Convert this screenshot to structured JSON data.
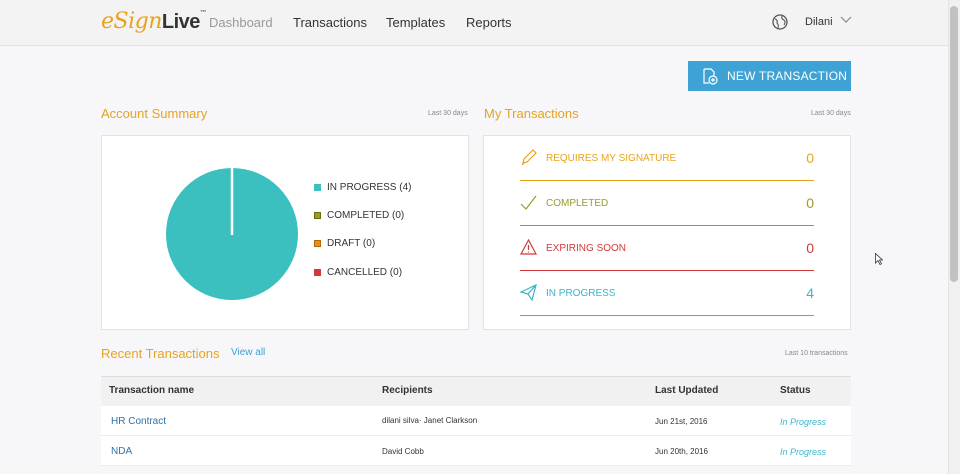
{
  "header": {
    "logo_part1": "eSign",
    "logo_part2": "Live",
    "logo_tm": "™",
    "nav": [
      "Dashboard",
      "Transactions",
      "Templates",
      "Reports"
    ],
    "active_nav": "Dashboard",
    "user_name": "Dilani",
    "icons": {
      "language": "globe-icon",
      "user_menu": "chevron-down-icon"
    }
  },
  "actions": {
    "new_transaction": "NEW TRANSACTION",
    "new_transaction_icon": "document-plus-icon"
  },
  "account_summary": {
    "title": "Account Summary",
    "period": "Last 30 days",
    "legend": [
      {
        "label": "IN PROGRESS (4)",
        "color": "#3bbfbf",
        "value": 4
      },
      {
        "label": "COMPLETED (0)",
        "color": "#9a9a2a",
        "value": 0
      },
      {
        "label": "DRAFT (0)",
        "color": "#e8901e",
        "value": 0
      },
      {
        "label": "CANCELLED (0)",
        "color": "#d03a3a",
        "value": 0
      }
    ]
  },
  "my_transactions": {
    "title": "My Transactions",
    "period": "Last 30 days",
    "rows": [
      {
        "label": "REQUIRES MY SIGNATURE",
        "value": "0",
        "color": "#e8a31e",
        "icon": "pen-icon"
      },
      {
        "label": "COMPLETED",
        "value": "0",
        "color": "#9a9a2a",
        "icon": "checkmark-icon"
      },
      {
        "label": "EXPIRING SOON",
        "value": "0",
        "color": "#d03a3a",
        "icon": "warning-icon"
      },
      {
        "label": "IN PROGRESS",
        "value": "4",
        "color": "#3bb5c9",
        "icon": "paper-plane-icon"
      }
    ]
  },
  "recent": {
    "title": "Recent Transactions",
    "view_all": "View all",
    "note": "Last 10 transactions",
    "columns": [
      "Transaction name",
      "Recipients",
      "Last Updated",
      "Status"
    ],
    "rows": [
      {
        "name": "HR Contract",
        "recipients": "dilani silva· Janet Clarkson",
        "updated": "Jun 21st, 2016",
        "status": "In Progress"
      },
      {
        "name": "NDA",
        "recipients": "David Cobb",
        "updated": "Jun 20th, 2016",
        "status": "In Progress"
      }
    ]
  },
  "colors": {
    "accent": "#e8a31e",
    "button": "#3ea2d4",
    "link": "#2d73a8"
  }
}
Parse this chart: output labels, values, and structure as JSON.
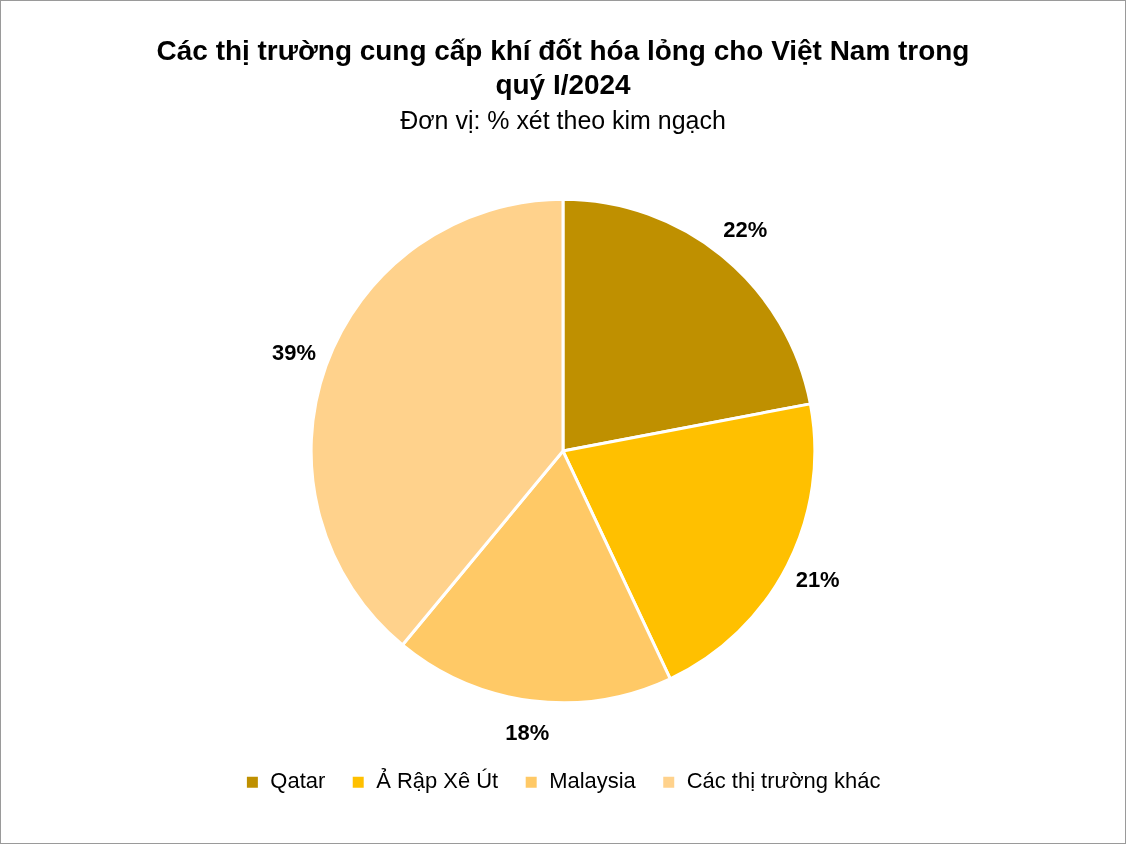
{
  "chart_data": {
    "type": "pie",
    "title": "Các thị trường cung cấp khí đốt hóa lỏng cho Việt Nam trong quý I/2024",
    "subtitle": "Đơn vị: % xét theo kim ngạch",
    "categories": [
      "Qatar",
      "Ả Rập Xê Út",
      "Malaysia",
      "Các thị trường khác"
    ],
    "values": [
      22,
      21,
      18,
      39
    ],
    "colors": [
      "#bf9000",
      "#ffc000",
      "#ffc966",
      "#ffd28c"
    ],
    "value_labels": [
      "22%",
      "21%",
      "18%",
      "39%"
    ],
    "legend": "bottom"
  }
}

= = = = =

- _Task details_
Give every record again exactly, apart from the pictures, which stay out.

- _Exercise solution_
Convert this screenshot to structured JSON data.
{
  "header": {
    "logo_part1": "eSign",
    "logo_part2": "Live",
    "logo_tm": "™",
    "nav": [
      "Dashboard",
      "Transactions",
      "Templates",
      "Reports"
    ],
    "active_nav": "Dashboard",
    "user_name": "Dilani",
    "icons": {
      "language": "globe-icon",
      "user_menu": "chevron-down-icon"
    }
  },
  "actions": {
    "new_transaction": "NEW TRANSACTION",
    "new_transaction_icon": "document-plus-icon"
  },
  "account_summary": {
    "title": "Account Summary",
    "period": "Last 30 days",
    "legend": [
      {
        "label": "IN PROGRESS (4)",
        "color": "#3bbfbf",
        "value": 4
      },
      {
        "label": "COMPLETED (0)",
        "color": "#9a9a2a",
        "value": 0
      },
      {
        "label": "DRAFT (0)",
        "color": "#e8901e",
        "value": 0
      },
      {
        "label": "CANCELLED (0)",
        "color": "#d03a3a",
        "value": 0
      }
    ]
  },
  "my_transactions": {
    "title": "My Transactions",
    "period": "Last 30 days",
    "rows": [
      {
        "label": "REQUIRES MY SIGNATURE",
        "value": "0",
        "color": "#e8a31e",
        "icon": "pen-icon"
      },
      {
        "label": "COMPLETED",
        "value": "0",
        "color": "#9a9a2a",
        "icon": "checkmark-icon"
      },
      {
        "label": "EXPIRING SOON",
        "value": "0",
        "color": "#d03a3a",
        "icon": "warning-icon"
      },
      {
        "label": "IN PROGRESS",
        "value": "4",
        "color": "#3bb5c9",
        "icon": "paper-plane-icon"
      }
    ]
  },
  "recent": {
    "title": "Recent Transactions",
    "view_all": "View all",
    "note": "Last 10 transactions",
    "columns": [
      "Transaction name",
      "Recipients",
      "Last Updated",
      "Status"
    ],
    "rows": [
      {
        "name": "HR Contract",
        "recipients": "dilani silva· Janet Clarkson",
        "updated": "Jun 21st, 2016",
        "status": "In Progress"
      },
      {
        "name": "NDA",
        "recipients": "David Cobb",
        "updated": "Jun 20th, 2016",
        "status": "In Progress"
      }
    ]
  },
  "colors": {
    "accent": "#e8a31e",
    "button": "#3ea2d4",
    "link": "#2d73a8"
  }
}
Parse this chart: output labels, values, and structure as JSON.
{
  "chart_data": {
    "type": "pie",
    "title": "Các thị trường cung cấp khí đốt hóa lỏng cho Việt Nam trong quý I/2024",
    "subtitle": "Đơn vị: % xét theo kim ngạch",
    "categories": [
      "Qatar",
      "Ả Rập Xê Út",
      "Malaysia",
      "Các thị trường khác"
    ],
    "values": [
      22,
      21,
      18,
      39
    ],
    "colors": [
      "#bf9000",
      "#ffc000",
      "#ffc966",
      "#ffd28c"
    ],
    "value_labels": [
      "22%",
      "21%",
      "18%",
      "39%"
    ],
    "legend": "bottom"
  }
}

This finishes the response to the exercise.